• RECORDS TO PROCESS
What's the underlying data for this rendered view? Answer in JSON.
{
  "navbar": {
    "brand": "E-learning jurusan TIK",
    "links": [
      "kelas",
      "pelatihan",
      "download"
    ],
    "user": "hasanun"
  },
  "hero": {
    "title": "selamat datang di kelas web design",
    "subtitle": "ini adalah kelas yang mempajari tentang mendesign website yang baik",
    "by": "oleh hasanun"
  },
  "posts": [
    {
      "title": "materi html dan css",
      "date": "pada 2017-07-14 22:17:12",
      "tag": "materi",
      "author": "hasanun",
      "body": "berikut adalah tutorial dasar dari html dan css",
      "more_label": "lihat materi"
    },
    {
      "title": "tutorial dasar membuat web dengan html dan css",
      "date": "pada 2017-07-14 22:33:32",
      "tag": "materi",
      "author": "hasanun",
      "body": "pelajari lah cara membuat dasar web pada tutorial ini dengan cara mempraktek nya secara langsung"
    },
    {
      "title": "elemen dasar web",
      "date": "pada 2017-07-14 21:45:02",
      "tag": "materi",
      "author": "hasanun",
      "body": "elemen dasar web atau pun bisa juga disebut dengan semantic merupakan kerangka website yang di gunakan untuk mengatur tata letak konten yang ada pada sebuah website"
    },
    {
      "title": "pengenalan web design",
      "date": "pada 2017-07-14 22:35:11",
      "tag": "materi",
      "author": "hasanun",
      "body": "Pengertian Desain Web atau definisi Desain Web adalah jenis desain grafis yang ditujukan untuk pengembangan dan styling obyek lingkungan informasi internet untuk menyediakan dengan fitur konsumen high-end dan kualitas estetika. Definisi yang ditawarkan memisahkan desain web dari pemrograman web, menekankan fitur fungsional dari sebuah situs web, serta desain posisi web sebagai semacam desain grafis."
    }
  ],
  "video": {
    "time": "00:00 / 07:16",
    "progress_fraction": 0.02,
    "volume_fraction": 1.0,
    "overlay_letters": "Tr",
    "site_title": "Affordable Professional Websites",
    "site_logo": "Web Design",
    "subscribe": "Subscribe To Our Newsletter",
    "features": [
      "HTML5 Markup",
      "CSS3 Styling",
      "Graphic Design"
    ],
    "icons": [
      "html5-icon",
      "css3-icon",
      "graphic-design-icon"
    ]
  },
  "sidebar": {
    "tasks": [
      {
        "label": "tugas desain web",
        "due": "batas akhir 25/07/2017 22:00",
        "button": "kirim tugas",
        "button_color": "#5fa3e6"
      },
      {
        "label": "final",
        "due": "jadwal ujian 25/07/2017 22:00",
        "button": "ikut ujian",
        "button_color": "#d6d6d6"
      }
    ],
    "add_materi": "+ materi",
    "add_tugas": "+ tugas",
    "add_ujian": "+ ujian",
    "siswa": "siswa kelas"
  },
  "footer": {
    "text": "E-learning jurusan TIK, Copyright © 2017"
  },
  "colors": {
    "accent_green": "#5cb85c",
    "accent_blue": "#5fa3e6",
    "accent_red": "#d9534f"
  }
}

• EXERCISE
Copy every line exactly. Leave nothing out.

• SOLUTION FOR THIS PROBLEM
What's the underlying data for this rendered view? Answer in JSON.
{
  "navbar": {
    "brand": "E-learning jurusan TIK",
    "links": [
      "kelas",
      "pelatihan",
      "download"
    ],
    "user": "hasanun"
  },
  "hero": {
    "title": "selamat datang di kelas web design",
    "subtitle": "ini adalah kelas yang mempajari tentang mendesign website yang baik",
    "by": "oleh hasanun"
  },
  "posts": [
    {
      "title": "materi html dan css",
      "date": "pada 2017-07-14 22:17:12",
      "tag": "materi",
      "author": "hasanun",
      "body": "berikut adalah tutorial dasar dari html dan css",
      "more_label": "lihat materi"
    },
    {
      "title": "tutorial dasar membuat web dengan html dan css",
      "date": "pada 2017-07-14 22:33:32",
      "tag": "materi",
      "author": "hasanun",
      "body": "pelajari lah cara membuat dasar web pada tutorial ini dengan cara mempraktek nya secara langsung"
    },
    {
      "title": "elemen dasar web",
      "date": "pada 2017-07-14 21:45:02",
      "tag": "materi",
      "author": "hasanun",
      "body": "elemen dasar web atau pun bisa juga disebut dengan semantic merupakan kerangka website yang di gunakan untuk mengatur tata letak konten yang ada pada sebuah website"
    },
    {
      "title": "pengenalan web design",
      "date": "pada 2017-07-14 22:35:11",
      "tag": "materi",
      "author": "hasanun",
      "body": "Pengertian Desain Web atau definisi Desain Web adalah jenis desain grafis yang ditujukan untuk pengembangan dan styling obyek lingkungan informasi internet untuk menyediakan dengan fitur konsumen high-end dan kualitas estetika. Definisi yang ditawarkan memisahkan desain web dari pemrograman web, menekankan fitur fungsional dari sebuah situs web, serta desain posisi web sebagai semacam desain grafis."
    }
  ],
  "video": {
    "time": "00:00 / 07:16",
    "progress_fraction": 0.02,
    "volume_fraction": 1.0,
    "overlay_letters": "Tr",
    "site_title": "Affordable Professional Websites",
    "site_logo": "Web Design",
    "subscribe": "Subscribe To Our Newsletter",
    "features": [
      "HTML5 Markup",
      "CSS3 Styling",
      "Graphic Design"
    ],
    "icons": [
      "html5-icon",
      "css3-icon",
      "graphic-design-icon"
    ]
  },
  "sidebar": {
    "tasks": [
      {
        "label": "tugas desain web",
        "due": "batas akhir 25/07/2017 22:00",
        "button": "kirim tugas",
        "button_color": "#5fa3e6"
      },
      {
        "label": "final",
        "due": "jadwal ujian 25/07/2017 22:00",
        "button": "ikut ujian",
        "button_color": "#d6d6d6"
      }
    ],
    "add_materi": "+ materi",
    "add_tugas": "+ tugas",
    "add_ujian": "+ ujian",
    "siswa": "siswa kelas"
  },
  "footer": {
    "text": "E-learning jurusan TIK, Copyright © 2017"
  },
  "colors": {
    "accent_green": "#5cb85c",
    "accent_blue": "#5fa3e6",
    "accent_red": "#d9534f"
  }
}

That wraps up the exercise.